> Required work
Go through the listing and copy each line with the string "balisé".
★ ★ ★ ★ ★ ★ ★
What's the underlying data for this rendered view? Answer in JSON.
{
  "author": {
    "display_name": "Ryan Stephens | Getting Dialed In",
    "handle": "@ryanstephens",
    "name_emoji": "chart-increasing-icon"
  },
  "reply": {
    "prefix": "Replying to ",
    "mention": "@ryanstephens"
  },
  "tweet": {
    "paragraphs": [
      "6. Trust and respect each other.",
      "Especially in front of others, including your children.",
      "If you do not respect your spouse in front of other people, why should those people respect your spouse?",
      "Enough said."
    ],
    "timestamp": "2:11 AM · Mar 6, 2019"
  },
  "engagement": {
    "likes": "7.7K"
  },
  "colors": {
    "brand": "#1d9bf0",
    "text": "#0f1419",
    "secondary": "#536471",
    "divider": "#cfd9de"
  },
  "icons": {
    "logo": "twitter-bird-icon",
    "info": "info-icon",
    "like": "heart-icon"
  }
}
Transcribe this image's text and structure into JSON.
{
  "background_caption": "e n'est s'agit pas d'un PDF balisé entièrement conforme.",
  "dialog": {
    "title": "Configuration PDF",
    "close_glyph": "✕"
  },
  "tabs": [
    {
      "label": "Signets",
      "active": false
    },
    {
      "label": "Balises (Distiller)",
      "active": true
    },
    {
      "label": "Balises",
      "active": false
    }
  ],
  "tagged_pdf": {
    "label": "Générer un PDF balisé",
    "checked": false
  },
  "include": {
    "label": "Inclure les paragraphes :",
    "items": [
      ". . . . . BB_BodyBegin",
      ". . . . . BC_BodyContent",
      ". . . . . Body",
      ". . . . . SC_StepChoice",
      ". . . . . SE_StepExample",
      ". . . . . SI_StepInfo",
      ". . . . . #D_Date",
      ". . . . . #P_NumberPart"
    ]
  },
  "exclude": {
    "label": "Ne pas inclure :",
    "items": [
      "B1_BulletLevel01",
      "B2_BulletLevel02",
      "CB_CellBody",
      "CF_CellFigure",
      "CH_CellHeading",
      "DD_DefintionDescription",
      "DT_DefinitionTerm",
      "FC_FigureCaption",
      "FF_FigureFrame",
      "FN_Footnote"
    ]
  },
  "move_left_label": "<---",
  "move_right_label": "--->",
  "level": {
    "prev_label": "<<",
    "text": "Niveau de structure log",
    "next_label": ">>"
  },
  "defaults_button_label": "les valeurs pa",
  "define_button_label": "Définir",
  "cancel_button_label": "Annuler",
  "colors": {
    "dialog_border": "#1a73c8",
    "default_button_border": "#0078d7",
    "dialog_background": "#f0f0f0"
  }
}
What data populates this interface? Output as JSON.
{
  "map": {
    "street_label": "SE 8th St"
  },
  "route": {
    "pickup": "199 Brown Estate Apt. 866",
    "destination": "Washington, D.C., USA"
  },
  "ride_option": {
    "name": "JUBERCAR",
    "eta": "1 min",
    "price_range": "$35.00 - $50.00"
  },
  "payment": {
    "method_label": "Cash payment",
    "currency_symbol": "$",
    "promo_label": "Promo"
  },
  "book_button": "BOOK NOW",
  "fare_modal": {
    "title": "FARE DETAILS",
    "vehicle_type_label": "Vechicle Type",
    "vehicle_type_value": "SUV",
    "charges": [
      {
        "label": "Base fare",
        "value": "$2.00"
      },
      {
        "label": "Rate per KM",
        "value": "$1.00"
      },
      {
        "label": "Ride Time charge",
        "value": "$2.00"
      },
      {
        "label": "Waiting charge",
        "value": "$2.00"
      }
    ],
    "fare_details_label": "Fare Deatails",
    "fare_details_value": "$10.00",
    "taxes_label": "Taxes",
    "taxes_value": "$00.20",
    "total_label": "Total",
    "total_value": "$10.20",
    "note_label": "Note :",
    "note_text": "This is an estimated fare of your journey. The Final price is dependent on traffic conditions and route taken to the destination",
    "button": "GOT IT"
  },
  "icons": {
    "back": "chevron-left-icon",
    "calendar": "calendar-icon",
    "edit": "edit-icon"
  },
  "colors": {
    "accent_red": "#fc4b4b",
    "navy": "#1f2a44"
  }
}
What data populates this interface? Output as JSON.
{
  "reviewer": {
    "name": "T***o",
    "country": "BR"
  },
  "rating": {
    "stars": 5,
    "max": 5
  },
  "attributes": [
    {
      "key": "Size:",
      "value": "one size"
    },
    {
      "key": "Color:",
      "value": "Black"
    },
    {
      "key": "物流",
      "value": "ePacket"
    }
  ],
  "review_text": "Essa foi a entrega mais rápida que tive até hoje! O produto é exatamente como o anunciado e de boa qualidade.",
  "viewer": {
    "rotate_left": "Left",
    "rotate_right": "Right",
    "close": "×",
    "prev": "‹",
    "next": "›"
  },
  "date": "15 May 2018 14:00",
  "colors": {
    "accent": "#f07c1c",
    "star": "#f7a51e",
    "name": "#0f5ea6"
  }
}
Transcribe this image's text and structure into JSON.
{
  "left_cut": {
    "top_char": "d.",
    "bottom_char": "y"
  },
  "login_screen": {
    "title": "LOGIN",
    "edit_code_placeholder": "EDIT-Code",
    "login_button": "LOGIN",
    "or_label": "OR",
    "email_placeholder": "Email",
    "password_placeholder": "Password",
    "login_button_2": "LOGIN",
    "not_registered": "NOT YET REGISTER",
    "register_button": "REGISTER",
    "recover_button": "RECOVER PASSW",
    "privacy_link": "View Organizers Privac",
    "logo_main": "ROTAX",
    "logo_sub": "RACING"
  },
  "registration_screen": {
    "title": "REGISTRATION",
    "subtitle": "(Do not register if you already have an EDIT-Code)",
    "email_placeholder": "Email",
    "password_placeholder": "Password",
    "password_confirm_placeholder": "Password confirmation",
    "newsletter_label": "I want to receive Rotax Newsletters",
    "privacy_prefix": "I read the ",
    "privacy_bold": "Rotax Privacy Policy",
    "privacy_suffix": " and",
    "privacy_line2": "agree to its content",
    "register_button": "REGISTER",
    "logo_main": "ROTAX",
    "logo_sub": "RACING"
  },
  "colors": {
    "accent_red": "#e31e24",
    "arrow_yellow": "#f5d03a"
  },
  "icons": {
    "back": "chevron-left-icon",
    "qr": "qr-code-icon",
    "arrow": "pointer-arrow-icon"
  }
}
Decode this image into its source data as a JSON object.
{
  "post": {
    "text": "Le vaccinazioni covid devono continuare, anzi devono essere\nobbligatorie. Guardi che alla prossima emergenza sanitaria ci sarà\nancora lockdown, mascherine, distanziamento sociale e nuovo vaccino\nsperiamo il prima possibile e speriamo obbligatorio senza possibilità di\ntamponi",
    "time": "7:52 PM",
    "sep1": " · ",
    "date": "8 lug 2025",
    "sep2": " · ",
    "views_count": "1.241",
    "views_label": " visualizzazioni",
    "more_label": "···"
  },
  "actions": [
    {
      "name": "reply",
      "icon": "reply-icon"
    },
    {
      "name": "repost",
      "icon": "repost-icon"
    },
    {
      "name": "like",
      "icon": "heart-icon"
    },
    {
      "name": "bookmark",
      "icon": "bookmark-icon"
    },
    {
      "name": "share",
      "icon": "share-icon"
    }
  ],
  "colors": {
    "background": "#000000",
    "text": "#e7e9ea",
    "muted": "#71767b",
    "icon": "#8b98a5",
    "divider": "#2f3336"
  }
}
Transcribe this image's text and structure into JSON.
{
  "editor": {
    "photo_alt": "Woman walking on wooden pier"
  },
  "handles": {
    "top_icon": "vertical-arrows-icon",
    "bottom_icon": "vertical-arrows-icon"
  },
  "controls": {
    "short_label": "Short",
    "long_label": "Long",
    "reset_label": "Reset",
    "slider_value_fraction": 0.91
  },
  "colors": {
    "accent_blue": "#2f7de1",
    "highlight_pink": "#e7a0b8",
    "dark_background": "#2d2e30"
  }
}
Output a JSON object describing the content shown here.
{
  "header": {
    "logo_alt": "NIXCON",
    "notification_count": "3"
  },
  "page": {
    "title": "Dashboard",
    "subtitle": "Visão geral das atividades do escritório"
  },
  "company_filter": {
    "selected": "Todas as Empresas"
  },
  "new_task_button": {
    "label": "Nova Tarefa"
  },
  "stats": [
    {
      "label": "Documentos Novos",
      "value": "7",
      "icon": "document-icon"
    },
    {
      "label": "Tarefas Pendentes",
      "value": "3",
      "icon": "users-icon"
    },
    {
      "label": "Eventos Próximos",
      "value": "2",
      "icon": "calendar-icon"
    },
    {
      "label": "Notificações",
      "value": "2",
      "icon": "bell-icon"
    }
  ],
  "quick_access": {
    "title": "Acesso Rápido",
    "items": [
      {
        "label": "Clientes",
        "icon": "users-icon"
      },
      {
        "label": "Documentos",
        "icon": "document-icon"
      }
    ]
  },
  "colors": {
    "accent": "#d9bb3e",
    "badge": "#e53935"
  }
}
★ ★ ★ ★ ★ ★ ★
> Complete output
  "background_caption": "e n'est s'agit pas d'un PDF balisé entièrement conforme.",
    "label": "Générer un PDF balisé",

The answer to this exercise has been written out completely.